**Task to carry out**
Check each line of the data below for the word "this", then extract the ones that have it.
====== Input data ======
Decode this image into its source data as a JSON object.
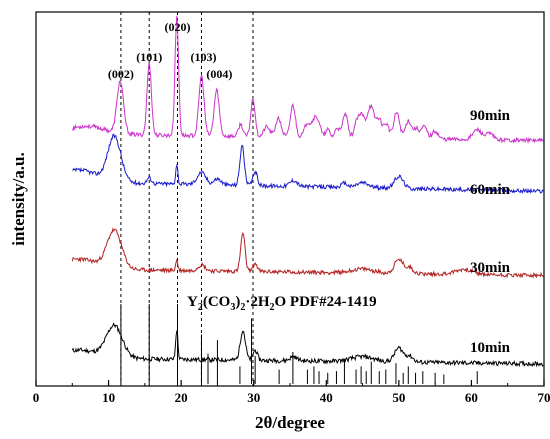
{
  "chart_data": {
    "type": "line",
    "xlabel": "2θ/degree",
    "ylabel": "intensity/a.u.",
    "xlim": [
      0,
      70
    ],
    "xticks": [
      0,
      10,
      20,
      30,
      40,
      50,
      60,
      70
    ],
    "y_ticks_shown": false,
    "grid": false,
    "series": [
      {
        "name": "10min",
        "color": "#000000",
        "x_range": [
          5,
          70
        ]
      },
      {
        "name": "30min",
        "color": "#b22222",
        "x_range": [
          5,
          70
        ]
      },
      {
        "name": "60min",
        "color": "#1a1acc",
        "x_range": [
          5,
          70
        ]
      },
      {
        "name": "90min",
        "color": "#cc33cc",
        "x_range": [
          5,
          70
        ]
      }
    ],
    "reference": {
      "label_main": "Y",
      "label_sub1": "2",
      "label_mid": "(CO",
      "label_sub2": "3",
      "label_mid2": ")",
      "label_sub3": "2",
      "label_tail": "·2H",
      "label_sub4": "2",
      "label_end": "O PDF#24-1419",
      "sticks": [
        {
          "x": 11.7,
          "h": 1.0
        },
        {
          "x": 15.6,
          "h": 1.0
        },
        {
          "x": 19.5,
          "h": 1.0
        },
        {
          "x": 22.8,
          "h": 0.62
        },
        {
          "x": 23.7,
          "h": 0.38
        },
        {
          "x": 25.0,
          "h": 0.55
        },
        {
          "x": 28.1,
          "h": 0.22
        },
        {
          "x": 29.7,
          "h": 0.82
        },
        {
          "x": 30.2,
          "h": 0.35
        },
        {
          "x": 33.5,
          "h": 0.18
        },
        {
          "x": 35.4,
          "h": 0.4
        },
        {
          "x": 37.4,
          "h": 0.18
        },
        {
          "x": 38.3,
          "h": 0.22
        },
        {
          "x": 39.0,
          "h": 0.16
        },
        {
          "x": 40.2,
          "h": 0.14
        },
        {
          "x": 41.4,
          "h": 0.16
        },
        {
          "x": 42.5,
          "h": 0.3
        },
        {
          "x": 44.1,
          "h": 0.18
        },
        {
          "x": 44.8,
          "h": 0.22
        },
        {
          "x": 45.5,
          "h": 0.16
        },
        {
          "x": 46.2,
          "h": 0.28
        },
        {
          "x": 47.3,
          "h": 0.16
        },
        {
          "x": 48.2,
          "h": 0.18
        },
        {
          "x": 49.6,
          "h": 0.26
        },
        {
          "x": 50.6,
          "h": 0.14
        },
        {
          "x": 51.3,
          "h": 0.22
        },
        {
          "x": 52.3,
          "h": 0.14
        },
        {
          "x": 53.3,
          "h": 0.16
        },
        {
          "x": 55.0,
          "h": 0.14
        },
        {
          "x": 56.2,
          "h": 0.12
        },
        {
          "x": 60.8,
          "h": 0.16
        }
      ]
    },
    "indexed_peaks": [
      {
        "hkl": "(002)",
        "x": 11.7
      },
      {
        "hkl": "(101)",
        "x": 15.6
      },
      {
        "hkl": "(020)",
        "x": 19.5
      },
      {
        "hkl": "(103)",
        "x": 22.8
      },
      {
        "hkl": "(004)",
        "x": 25.0
      }
    ],
    "dashed_guides_x": [
      11.7,
      15.6,
      19.5,
      22.8,
      29.9
    ]
  }
}
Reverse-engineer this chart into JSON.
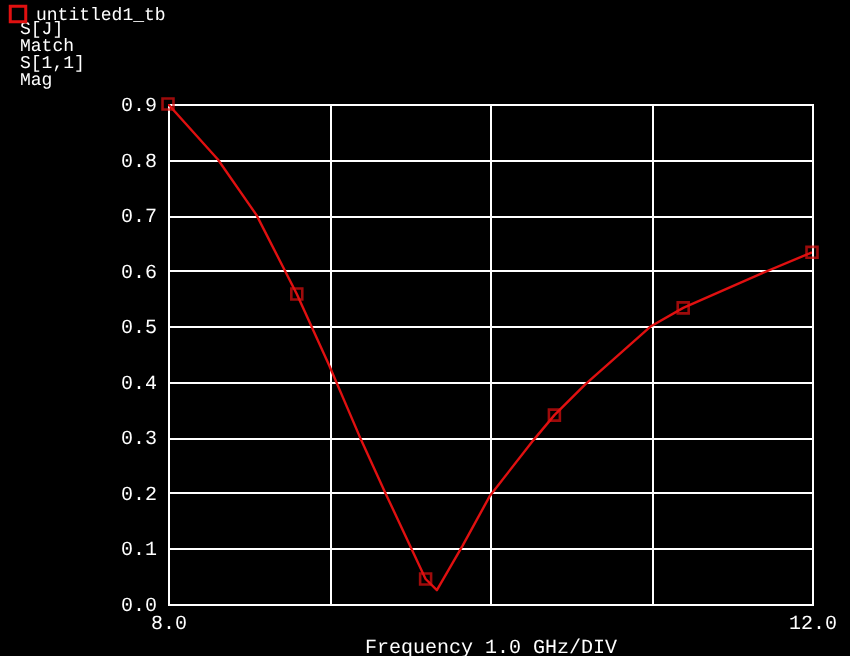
{
  "chart_data": {
    "type": "line",
    "xlabel": "Frequency 1.0 GHz/DIV",
    "annotations": [
      "S[J]",
      "Match",
      "S[1,1]",
      "Mag"
    ],
    "series": [
      {
        "name": "untitled1_tb",
        "color": "#e01010",
        "type": "line",
        "marker": "none",
        "x": [
          8.0,
          8.31,
          8.55,
          8.8,
          9.0,
          9.2,
          9.35,
          9.6,
          9.67,
          9.83,
          10.0,
          10.27,
          10.4,
          10.59,
          11.0,
          11.2,
          11.67,
          12.0
        ],
        "values": [
          0.9,
          0.8,
          0.7,
          0.558,
          0.43,
          0.295,
          0.2,
          0.045,
          0.025,
          0.105,
          0.195,
          0.295,
          0.34,
          0.395,
          0.5,
          0.533,
          0.593,
          0.633
        ]
      },
      {
        "color": "#e01010",
        "type": "scatter",
        "marker": "square",
        "x": [
          8.0,
          8.8,
          9.6,
          10.4,
          11.2,
          12.0
        ],
        "values": [
          0.9,
          0.558,
          0.045,
          0.34,
          0.533,
          0.633
        ]
      }
    ],
    "xlim": [
      8.0,
      12.0
    ],
    "xticks": [
      {
        "value": 8.0,
        "label": "8.0"
      },
      {
        "value": 9,
        "label": null
      },
      {
        "value": 10,
        "label": null
      },
      {
        "value": 11,
        "label": null
      },
      {
        "value": 12.0,
        "label": "12.0"
      }
    ],
    "ylim": [
      0.0,
      0.9
    ],
    "yticks": [
      {
        "value": 0,
        "label": "0.0"
      },
      0.1,
      0.2,
      0.3,
      0.4,
      0.5,
      0.6,
      0.7,
      0.8,
      0.9
    ],
    "grid": true,
    "legend": "top left"
  }
}
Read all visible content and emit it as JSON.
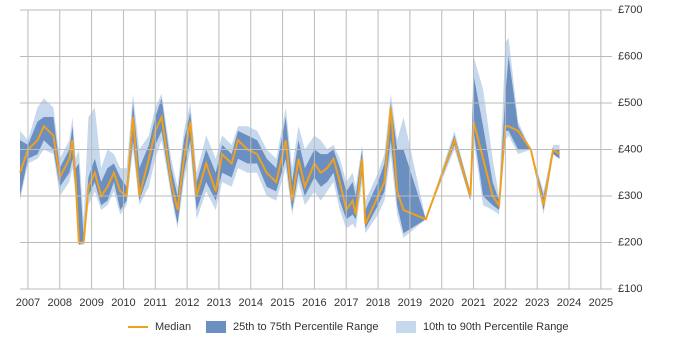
{
  "chart_data": {
    "type": "band-line",
    "x": [
      2006.75,
      2007.0,
      2007.3,
      2007.5,
      2007.8,
      2008.0,
      2008.3,
      2008.4,
      2008.5,
      2008.6,
      2008.75,
      2008.9,
      2009.1,
      2009.3,
      2009.5,
      2009.7,
      2009.9,
      2010.1,
      2010.3,
      2010.5,
      2010.8,
      2011.0,
      2011.2,
      2011.5,
      2011.7,
      2011.9,
      2012.1,
      2012.3,
      2012.6,
      2012.9,
      2013.1,
      2013.4,
      2013.6,
      2013.9,
      2014.2,
      2014.5,
      2014.8,
      2015.1,
      2015.3,
      2015.5,
      2015.7,
      2016.0,
      2016.2,
      2016.4,
      2016.6,
      2016.8,
      2017.0,
      2017.2,
      2017.3,
      2017.5,
      2017.6,
      2018.0,
      2018.2,
      2018.4,
      2018.6,
      2018.8,
      2019.5,
      2020.4,
      2020.9,
      2021.0,
      2021.3,
      2021.6,
      2021.8,
      2022.0,
      2022.1,
      2022.4,
      2022.8,
      2023.2,
      2023.5,
      2023.7
    ],
    "series": [
      {
        "name": "10th to 90th Percentile Range",
        "color": "#c5d8ed",
        "lower": [
          290,
          370,
          380,
          400,
          390,
          300,
          330,
          360,
          300,
          195,
          195,
          280,
          310,
          270,
          280,
          310,
          260,
          280,
          400,
          280,
          320,
          380,
          420,
          300,
          230,
          330,
          400,
          250,
          310,
          270,
          330,
          320,
          360,
          350,
          350,
          300,
          290,
          360,
          260,
          330,
          280,
          310,
          290,
          310,
          330,
          270,
          230,
          240,
          230,
          330,
          220,
          260,
          290,
          390,
          260,
          210,
          250,
          400,
          290,
          420,
          280,
          270,
          260,
          420,
          430,
          390,
          400,
          260,
          390,
          380
        ],
        "upper": [
          440,
          420,
          490,
          510,
          490,
          380,
          420,
          470,
          380,
          400,
          250,
          470,
          490,
          360,
          400,
          390,
          360,
          360,
          520,
          400,
          430,
          490,
          520,
          380,
          320,
          440,
          500,
          350,
          430,
          380,
          430,
          410,
          450,
          450,
          440,
          400,
          380,
          490,
          360,
          450,
          400,
          430,
          420,
          400,
          410,
          380,
          330,
          350,
          320,
          410,
          290,
          350,
          390,
          520,
          420,
          470,
          250,
          440,
          310,
          600,
          530,
          380,
          300,
          630,
          640,
          460,
          400,
          310,
          410,
          410
        ]
      },
      {
        "name": "25th to 75th Percentile Range",
        "color": "#6a8fc0",
        "lower": [
          300,
          380,
          390,
          420,
          400,
          320,
          350,
          380,
          310,
          195,
          200,
          300,
          330,
          280,
          290,
          330,
          270,
          290,
          420,
          290,
          350,
          410,
          440,
          310,
          240,
          350,
          420,
          270,
          330,
          290,
          350,
          340,
          380,
          370,
          370,
          320,
          310,
          380,
          270,
          350,
          300,
          340,
          320,
          330,
          350,
          290,
          250,
          260,
          250,
          350,
          230,
          280,
          310,
          420,
          280,
          220,
          250,
          410,
          290,
          440,
          300,
          280,
          270,
          440,
          440,
          400,
          400,
          270,
          390,
          380
        ],
        "upper": [
          420,
          410,
          460,
          470,
          470,
          360,
          400,
          450,
          360,
          370,
          210,
          340,
          380,
          330,
          360,
          370,
          340,
          320,
          500,
          360,
          410,
          470,
          510,
          360,
          300,
          420,
          480,
          330,
          400,
          350,
          410,
          390,
          440,
          430,
          420,
          380,
          360,
          470,
          330,
          420,
          360,
          400,
          390,
          390,
          400,
          360,
          310,
          330,
          300,
          400,
          270,
          330,
          370,
          500,
          400,
          400,
          250,
          430,
          310,
          560,
          450,
          330,
          290,
          520,
          600,
          450,
          400,
          300,
          400,
          400
        ]
      },
      {
        "name": "Median",
        "color": "#f0a01c",
        "values": [
          350,
          400,
          420,
          450,
          430,
          340,
          380,
          420,
          330,
          200,
          200,
          320,
          350,
          300,
          320,
          350,
          310,
          300,
          470,
          300,
          380,
          440,
          470,
          330,
          270,
          380,
          460,
          300,
          370,
          310,
          390,
          370,
          420,
          400,
          390,
          350,
          330,
          420,
          290,
          380,
          320,
          370,
          350,
          360,
          380,
          330,
          270,
          290,
          260,
          380,
          240,
          300,
          330,
          490,
          310,
          270,
          250,
          420,
          300,
          460,
          380,
          300,
          280,
          450,
          450,
          440,
          400,
          280,
          400,
          390
        ]
      }
    ],
    "xlim": [
      2006.75,
      2025.35
    ],
    "xticks": [
      2007,
      2008,
      2009,
      2010,
      2011,
      2012,
      2013,
      2014,
      2015,
      2016,
      2017,
      2018,
      2019,
      2020,
      2021,
      2022,
      2023,
      2024,
      2025
    ],
    "ylim": [
      100,
      700
    ],
    "yticks": [
      {
        "value": 100,
        "label": "£100"
      },
      {
        "value": 200,
        "label": "£200"
      },
      {
        "value": 300,
        "label": "£300"
      },
      {
        "value": 400,
        "label": "£400"
      },
      {
        "value": 500,
        "label": "£500"
      },
      {
        "value": 600,
        "label": "£600"
      },
      {
        "value": 700,
        "label": "£700"
      }
    ],
    "grid": true
  }
}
======
**Completed task**
Decode this image into its source data as a JSON object.
Reverse-engineer this chart into JSON.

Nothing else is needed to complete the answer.